§ **Problem to work on**
Write out the whole listing again, exactly as given.

* * * * *

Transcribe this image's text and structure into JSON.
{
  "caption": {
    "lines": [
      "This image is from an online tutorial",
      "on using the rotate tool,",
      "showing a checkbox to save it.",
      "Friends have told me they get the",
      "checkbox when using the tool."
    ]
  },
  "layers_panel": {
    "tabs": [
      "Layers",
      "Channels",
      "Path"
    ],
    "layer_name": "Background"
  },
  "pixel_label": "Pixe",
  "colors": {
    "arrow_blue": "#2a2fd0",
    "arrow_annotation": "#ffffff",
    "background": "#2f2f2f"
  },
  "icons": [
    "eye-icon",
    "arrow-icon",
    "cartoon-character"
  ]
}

* * * * *

§ **Answer**
Transcribe this image's text and structure into JSON.
{
  "caption": {
    "lines": [
      "This image is from an online tutorial",
      "on using the rotate tool,",
      "showing a checkbox to save it.",
      "Friends have told me they get the",
      "checkbox when using the tool."
    ]
  },
  "layers_panel": {
    "tabs": [
      "Layers",
      "Channels",
      "Path"
    ],
    "layer_name": "Background"
  },
  "pixel_label": "Pixe",
  "colors": {
    "arrow_blue": "#2a2fd0",
    "arrow_annotation": "#ffffff",
    "background": "#2f2f2f"
  },
  "icons": [
    "eye-icon",
    "arrow-icon",
    "cartoon-character"
  ]
}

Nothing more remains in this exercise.